→ Description of the task
Look through the listing and locate every line containing the word "Migration"; copy those lines.

Data excerpts
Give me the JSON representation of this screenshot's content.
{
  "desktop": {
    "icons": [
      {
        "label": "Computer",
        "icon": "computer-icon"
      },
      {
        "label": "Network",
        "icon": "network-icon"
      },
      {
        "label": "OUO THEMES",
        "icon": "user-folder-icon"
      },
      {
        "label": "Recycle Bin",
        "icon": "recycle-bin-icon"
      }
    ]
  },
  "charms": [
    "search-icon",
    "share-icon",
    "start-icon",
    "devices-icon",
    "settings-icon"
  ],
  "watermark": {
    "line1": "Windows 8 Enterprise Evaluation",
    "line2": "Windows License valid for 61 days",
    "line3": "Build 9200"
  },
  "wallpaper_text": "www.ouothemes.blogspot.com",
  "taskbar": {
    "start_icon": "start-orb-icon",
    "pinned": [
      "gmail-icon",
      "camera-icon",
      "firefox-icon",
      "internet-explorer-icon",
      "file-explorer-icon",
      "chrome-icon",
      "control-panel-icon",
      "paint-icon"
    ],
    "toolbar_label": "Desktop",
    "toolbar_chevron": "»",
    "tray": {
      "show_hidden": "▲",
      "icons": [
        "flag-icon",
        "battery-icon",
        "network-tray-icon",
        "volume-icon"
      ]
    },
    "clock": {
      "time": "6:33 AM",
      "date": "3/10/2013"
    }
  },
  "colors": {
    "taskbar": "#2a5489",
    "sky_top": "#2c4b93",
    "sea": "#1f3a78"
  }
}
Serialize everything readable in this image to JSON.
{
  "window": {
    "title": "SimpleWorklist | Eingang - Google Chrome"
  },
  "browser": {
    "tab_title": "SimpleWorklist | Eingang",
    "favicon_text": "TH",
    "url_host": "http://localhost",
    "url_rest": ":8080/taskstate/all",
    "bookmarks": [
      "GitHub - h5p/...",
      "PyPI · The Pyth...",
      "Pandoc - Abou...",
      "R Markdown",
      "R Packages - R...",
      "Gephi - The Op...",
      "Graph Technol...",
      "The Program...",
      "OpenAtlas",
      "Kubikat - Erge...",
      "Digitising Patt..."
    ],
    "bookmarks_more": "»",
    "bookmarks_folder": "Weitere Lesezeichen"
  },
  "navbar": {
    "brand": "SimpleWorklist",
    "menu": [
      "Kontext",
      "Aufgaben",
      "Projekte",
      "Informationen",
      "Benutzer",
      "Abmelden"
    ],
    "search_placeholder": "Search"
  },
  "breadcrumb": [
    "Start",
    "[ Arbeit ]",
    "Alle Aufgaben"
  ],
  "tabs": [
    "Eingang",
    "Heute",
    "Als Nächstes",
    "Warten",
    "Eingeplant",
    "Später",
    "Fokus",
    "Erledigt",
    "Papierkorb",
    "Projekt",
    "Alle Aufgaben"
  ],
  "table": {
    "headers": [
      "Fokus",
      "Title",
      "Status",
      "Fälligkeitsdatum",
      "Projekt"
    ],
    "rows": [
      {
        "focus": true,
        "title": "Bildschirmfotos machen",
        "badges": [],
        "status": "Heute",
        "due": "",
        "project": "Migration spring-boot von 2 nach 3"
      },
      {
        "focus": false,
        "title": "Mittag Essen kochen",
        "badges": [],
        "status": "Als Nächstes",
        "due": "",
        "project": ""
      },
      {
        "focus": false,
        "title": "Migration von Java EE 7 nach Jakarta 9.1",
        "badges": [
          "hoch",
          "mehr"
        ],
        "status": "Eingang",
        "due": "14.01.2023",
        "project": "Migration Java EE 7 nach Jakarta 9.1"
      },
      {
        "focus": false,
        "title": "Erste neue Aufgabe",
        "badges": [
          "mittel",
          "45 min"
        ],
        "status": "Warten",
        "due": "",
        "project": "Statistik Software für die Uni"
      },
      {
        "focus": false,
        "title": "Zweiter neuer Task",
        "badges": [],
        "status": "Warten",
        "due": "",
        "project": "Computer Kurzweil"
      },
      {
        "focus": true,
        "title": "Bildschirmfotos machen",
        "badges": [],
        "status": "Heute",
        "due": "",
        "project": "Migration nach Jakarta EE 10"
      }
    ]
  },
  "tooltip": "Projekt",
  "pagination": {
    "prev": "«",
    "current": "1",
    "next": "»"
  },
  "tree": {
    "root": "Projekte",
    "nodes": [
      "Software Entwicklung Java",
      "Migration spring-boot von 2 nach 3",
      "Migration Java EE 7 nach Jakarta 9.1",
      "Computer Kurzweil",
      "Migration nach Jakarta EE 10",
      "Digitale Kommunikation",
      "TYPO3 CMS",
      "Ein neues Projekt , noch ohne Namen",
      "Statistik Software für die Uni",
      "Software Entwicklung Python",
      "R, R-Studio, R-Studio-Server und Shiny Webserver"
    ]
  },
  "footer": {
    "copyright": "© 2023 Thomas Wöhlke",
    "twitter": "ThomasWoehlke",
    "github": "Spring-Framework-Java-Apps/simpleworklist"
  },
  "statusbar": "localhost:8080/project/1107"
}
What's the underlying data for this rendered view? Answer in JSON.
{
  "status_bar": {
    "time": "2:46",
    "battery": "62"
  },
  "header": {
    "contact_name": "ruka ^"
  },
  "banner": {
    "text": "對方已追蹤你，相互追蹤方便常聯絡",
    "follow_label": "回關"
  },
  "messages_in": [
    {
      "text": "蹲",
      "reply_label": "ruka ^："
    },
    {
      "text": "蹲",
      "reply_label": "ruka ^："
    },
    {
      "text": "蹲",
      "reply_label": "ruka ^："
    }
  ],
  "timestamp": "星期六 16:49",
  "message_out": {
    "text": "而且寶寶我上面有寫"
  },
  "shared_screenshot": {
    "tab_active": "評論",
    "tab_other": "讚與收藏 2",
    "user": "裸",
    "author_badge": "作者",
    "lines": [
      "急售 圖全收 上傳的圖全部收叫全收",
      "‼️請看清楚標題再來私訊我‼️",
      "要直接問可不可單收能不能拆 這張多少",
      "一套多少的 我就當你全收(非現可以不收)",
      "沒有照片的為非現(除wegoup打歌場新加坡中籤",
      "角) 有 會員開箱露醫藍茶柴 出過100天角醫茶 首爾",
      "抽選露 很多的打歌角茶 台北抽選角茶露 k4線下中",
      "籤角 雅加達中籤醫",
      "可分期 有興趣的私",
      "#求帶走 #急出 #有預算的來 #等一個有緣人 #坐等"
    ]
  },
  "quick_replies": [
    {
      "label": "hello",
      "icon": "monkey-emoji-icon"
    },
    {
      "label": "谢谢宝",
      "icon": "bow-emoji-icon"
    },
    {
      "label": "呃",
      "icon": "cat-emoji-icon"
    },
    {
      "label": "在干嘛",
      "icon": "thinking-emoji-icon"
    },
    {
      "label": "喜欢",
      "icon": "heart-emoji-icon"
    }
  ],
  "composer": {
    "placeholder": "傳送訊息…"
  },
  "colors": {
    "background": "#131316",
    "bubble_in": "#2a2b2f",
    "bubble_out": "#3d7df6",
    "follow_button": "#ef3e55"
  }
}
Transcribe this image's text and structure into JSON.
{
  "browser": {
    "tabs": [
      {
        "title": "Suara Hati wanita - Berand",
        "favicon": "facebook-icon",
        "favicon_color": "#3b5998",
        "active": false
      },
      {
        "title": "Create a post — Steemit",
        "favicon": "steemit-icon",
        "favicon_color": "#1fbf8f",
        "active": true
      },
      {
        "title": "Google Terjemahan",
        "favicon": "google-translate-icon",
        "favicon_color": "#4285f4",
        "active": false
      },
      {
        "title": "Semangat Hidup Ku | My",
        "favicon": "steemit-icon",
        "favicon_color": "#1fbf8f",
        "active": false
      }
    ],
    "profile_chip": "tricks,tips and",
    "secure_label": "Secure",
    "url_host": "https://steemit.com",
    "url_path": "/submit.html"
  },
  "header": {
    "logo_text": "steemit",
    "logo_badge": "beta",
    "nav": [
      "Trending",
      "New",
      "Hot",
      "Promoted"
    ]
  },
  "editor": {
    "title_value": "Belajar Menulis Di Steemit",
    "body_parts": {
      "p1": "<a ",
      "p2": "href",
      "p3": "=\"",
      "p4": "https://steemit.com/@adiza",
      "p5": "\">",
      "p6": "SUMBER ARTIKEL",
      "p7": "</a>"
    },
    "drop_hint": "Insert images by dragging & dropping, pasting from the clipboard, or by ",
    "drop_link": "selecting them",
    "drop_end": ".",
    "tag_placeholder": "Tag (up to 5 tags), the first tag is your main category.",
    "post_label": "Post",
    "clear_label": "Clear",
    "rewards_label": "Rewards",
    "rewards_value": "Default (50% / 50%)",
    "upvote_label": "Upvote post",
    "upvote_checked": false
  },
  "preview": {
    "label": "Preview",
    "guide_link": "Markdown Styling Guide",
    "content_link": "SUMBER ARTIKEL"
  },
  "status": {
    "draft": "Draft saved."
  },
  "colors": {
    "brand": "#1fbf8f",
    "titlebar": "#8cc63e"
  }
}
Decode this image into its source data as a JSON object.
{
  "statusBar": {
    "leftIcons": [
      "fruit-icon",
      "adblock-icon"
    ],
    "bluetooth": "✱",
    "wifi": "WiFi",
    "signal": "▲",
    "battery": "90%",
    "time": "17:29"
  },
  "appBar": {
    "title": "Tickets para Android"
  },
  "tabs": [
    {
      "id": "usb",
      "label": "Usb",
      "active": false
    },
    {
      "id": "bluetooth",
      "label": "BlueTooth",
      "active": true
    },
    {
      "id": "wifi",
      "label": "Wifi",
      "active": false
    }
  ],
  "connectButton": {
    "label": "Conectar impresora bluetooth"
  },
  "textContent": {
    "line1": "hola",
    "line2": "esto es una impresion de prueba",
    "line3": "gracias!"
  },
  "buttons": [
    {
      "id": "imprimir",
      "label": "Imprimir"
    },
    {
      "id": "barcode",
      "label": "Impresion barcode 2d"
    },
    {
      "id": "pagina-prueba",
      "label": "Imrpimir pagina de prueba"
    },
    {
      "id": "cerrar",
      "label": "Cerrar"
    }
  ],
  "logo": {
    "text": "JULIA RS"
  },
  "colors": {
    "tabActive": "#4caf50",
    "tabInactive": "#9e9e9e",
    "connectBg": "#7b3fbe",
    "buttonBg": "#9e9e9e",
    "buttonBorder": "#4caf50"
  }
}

→ Solution to this problem
        "project": "Migration spring-boot von 2 nach 3"
        "title": "Migration von Java EE 7 nach Jakarta 9.1",
        "project": "Migration Java EE 7 nach Jakarta 9.1"
        "project": "Migration nach Jakarta EE 10"
      "Migration spring-boot von 2 nach 3",
      "Migration Java EE 7 nach Jakarta 9.1",
      "Migration nach Jakarta EE 10",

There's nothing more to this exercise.